↓↓↓

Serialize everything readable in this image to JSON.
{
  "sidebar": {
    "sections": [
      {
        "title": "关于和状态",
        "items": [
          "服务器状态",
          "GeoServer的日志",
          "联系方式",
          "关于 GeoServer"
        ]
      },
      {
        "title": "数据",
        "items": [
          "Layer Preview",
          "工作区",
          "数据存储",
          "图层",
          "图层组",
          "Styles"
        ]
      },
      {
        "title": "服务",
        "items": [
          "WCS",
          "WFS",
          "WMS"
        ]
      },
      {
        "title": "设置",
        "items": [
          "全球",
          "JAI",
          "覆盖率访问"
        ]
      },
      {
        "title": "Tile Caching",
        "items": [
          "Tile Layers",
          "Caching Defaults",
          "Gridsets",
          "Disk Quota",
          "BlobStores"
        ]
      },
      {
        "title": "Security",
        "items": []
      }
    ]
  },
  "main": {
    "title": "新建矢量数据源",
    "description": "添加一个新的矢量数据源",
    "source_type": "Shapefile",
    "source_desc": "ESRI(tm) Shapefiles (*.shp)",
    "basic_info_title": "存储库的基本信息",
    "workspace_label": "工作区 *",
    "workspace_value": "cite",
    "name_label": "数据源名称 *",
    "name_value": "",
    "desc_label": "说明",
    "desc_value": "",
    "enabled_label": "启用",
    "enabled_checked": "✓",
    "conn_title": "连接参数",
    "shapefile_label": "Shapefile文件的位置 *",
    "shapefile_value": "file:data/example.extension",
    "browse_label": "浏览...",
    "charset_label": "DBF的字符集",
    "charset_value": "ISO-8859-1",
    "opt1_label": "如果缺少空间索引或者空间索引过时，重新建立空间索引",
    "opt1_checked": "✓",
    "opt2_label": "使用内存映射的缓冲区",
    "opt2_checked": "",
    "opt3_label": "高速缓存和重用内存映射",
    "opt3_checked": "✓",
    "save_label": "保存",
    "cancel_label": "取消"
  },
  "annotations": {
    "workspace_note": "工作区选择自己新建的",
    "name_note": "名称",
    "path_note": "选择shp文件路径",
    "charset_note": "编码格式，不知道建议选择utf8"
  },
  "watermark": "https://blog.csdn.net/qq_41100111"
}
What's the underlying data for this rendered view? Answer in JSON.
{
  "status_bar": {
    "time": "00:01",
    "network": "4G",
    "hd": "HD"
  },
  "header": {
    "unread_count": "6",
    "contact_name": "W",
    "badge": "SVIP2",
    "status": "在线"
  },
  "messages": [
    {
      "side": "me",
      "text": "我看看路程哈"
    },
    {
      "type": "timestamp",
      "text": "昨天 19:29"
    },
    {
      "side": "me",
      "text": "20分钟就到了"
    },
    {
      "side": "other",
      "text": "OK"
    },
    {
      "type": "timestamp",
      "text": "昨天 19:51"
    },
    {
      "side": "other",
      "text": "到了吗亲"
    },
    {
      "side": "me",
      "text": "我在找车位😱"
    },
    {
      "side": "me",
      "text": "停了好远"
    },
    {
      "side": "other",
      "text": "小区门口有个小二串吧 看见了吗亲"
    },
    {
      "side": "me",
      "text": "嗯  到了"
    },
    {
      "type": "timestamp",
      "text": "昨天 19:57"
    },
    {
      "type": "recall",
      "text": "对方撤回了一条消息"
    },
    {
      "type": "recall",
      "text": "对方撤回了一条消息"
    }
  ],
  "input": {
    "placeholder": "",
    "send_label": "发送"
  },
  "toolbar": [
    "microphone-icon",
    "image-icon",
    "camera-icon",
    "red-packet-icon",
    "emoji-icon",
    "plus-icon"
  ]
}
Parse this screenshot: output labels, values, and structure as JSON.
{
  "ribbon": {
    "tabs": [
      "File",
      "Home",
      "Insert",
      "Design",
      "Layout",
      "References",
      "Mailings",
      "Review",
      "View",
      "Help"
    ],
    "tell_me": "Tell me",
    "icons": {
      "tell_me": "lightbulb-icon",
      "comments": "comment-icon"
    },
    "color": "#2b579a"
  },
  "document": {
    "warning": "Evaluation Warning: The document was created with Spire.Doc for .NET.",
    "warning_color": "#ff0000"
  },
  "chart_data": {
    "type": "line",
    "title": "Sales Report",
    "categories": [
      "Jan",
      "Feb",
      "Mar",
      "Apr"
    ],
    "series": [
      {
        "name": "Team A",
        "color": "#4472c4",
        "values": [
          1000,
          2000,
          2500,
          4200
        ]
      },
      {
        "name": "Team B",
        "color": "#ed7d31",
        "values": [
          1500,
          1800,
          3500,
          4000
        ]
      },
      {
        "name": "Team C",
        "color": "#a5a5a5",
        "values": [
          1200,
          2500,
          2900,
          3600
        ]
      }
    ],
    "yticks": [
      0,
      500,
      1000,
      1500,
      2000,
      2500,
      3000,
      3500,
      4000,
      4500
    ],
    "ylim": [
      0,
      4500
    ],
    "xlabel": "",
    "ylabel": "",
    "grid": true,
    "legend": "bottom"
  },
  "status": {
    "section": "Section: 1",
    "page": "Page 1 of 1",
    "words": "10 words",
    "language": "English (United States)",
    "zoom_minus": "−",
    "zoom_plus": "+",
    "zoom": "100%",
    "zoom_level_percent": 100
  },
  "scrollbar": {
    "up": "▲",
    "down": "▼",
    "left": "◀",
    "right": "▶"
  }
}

↑↑↑

Exactly as shown, repeat every record.

Serialize everything readable in this image to JSON.
{
  "sidebar": {
    "sections": [
      {
        "title": "关于和状态",
        "items": [
          "服务器状态",
          "GeoServer的日志",
          "联系方式",
          "关于 GeoServer"
        ]
      },
      {
        "title": "数据",
        "items": [
          "Layer Preview",
          "工作区",
          "数据存储",
          "图层",
          "图层组",
          "Styles"
        ]
      },
      {
        "title": "服务",
        "items": [
          "WCS",
          "WFS",
          "WMS"
        ]
      },
      {
        "title": "设置",
        "items": [
          "全球",
          "JAI",
          "覆盖率访问"
        ]
      },
      {
        "title": "Tile Caching",
        "items": [
          "Tile Layers",
          "Caching Defaults",
          "Gridsets",
          "Disk Quota",
          "BlobStores"
        ]
      },
      {
        "title": "Security",
        "items": []
      }
    ]
  },
  "main": {
    "title": "新建矢量数据源",
    "description": "添加一个新的矢量数据源",
    "source_type": "Shapefile",
    "source_desc": "ESRI(tm) Shapefiles (*.shp)",
    "basic_info_title": "存储库的基本信息",
    "workspace_label": "工作区 *",
    "workspace_value": "cite",
    "name_label": "数据源名称 *",
    "name_value": "",
    "desc_label": "说明",
    "desc_value": "",
    "enabled_label": "启用",
    "enabled_checked": "✓",
    "conn_title": "连接参数",
    "shapefile_label": "Shapefile文件的位置 *",
    "shapefile_value": "file:data/example.extension",
    "browse_label": "浏览...",
    "charset_label": "DBF的字符集",
    "charset_value": "ISO-8859-1",
    "opt1_label": "如果缺少空间索引或者空间索引过时，重新建立空间索引",
    "opt1_checked": "✓",
    "opt2_label": "使用内存映射的缓冲区",
    "opt2_checked": "",
    "opt3_label": "高速缓存和重用内存映射",
    "opt3_checked": "✓",
    "save_label": "保存",
    "cancel_label": "取消"
  },
  "annotations": {
    "workspace_note": "工作区选择自己新建的",
    "name_note": "名称",
    "path_note": "选择shp文件路径",
    "charset_note": "编码格式，不知道建议选择utf8"
  },
  "watermark": "https://blog.csdn.net/qq_41100111"
}
What's the underlying data for this rendered view? Answer in JSON.
{
  "status_bar": {
    "time": "00:01",
    "network": "4G",
    "hd": "HD"
  },
  "header": {
    "unread_count": "6",
    "contact_name": "W",
    "badge": "SVIP2",
    "status": "在线"
  },
  "messages": [
    {
      "side": "me",
      "text": "我看看路程哈"
    },
    {
      "type": "timestamp",
      "text": "昨天 19:29"
    },
    {
      "side": "me",
      "text": "20分钟就到了"
    },
    {
      "side": "other",
      "text": "OK"
    },
    {
      "type": "timestamp",
      "text": "昨天 19:51"
    },
    {
      "side": "other",
      "text": "到了吗亲"
    },
    {
      "side": "me",
      "text": "我在找车位😱"
    },
    {
      "side": "me",
      "text": "停了好远"
    },
    {
      "side": "other",
      "text": "小区门口有个小二串吧 看见了吗亲"
    },
    {
      "side": "me",
      "text": "嗯  到了"
    },
    {
      "type": "timestamp",
      "text": "昨天 19:57"
    },
    {
      "type": "recall",
      "text": "对方撤回了一条消息"
    },
    {
      "type": "recall",
      "text": "对方撤回了一条消息"
    }
  ],
  "input": {
    "placeholder": "",
    "send_label": "发送"
  },
  "toolbar": [
    "microphone-icon",
    "image-icon",
    "camera-icon",
    "red-packet-icon",
    "emoji-icon",
    "plus-icon"
  ]
}
Parse this screenshot: output labels, values, and structure as JSON.
{
  "ribbon": {
    "tabs": [
      "File",
      "Home",
      "Insert",
      "Design",
      "Layout",
      "References",
      "Mailings",
      "Review",
      "View",
      "Help"
    ],
    "tell_me": "Tell me",
    "icons": {
      "tell_me": "lightbulb-icon",
      "comments": "comment-icon"
    },
    "color": "#2b579a"
  },
  "document": {
    "warning": "Evaluation Warning: The document was created with Spire.Doc for .NET.",
    "warning_color": "#ff0000"
  },
  "chart_data": {
    "type": "line",
    "title": "Sales Report",
    "categories": [
      "Jan",
      "Feb",
      "Mar",
      "Apr"
    ],
    "series": [
      {
        "name": "Team A",
        "color": "#4472c4",
        "values": [
          1000,
          2000,
          2500,
          4200
        ]
      },
      {
        "name": "Team B",
        "color": "#ed7d31",
        "values": [
          1500,
          1800,
          3500,
          4000
        ]
      },
      {
        "name": "Team C",
        "color": "#a5a5a5",
        "values": [
          1200,
          2500,
          2900,
          3600
        ]
      }
    ],
    "yticks": [
      0,
      500,
      1000,
      1500,
      2000,
      2500,
      3000,
      3500,
      4000,
      4500
    ],
    "ylim": [
      0,
      4500
    ],
    "xlabel": "",
    "ylabel": "",
    "grid": true,
    "legend": "bottom"
  },
  "status": {
    "section": "Section: 1",
    "page": "Page 1 of 1",
    "words": "10 words",
    "language": "English (United States)",
    "zoom_minus": "−",
    "zoom_plus": "+",
    "zoom": "100%",
    "zoom_level_percent": 100
  },
  "scrollbar": {
    "up": "▲",
    "down": "▼",
    "left": "◀",
    "right": "▶"
  }
}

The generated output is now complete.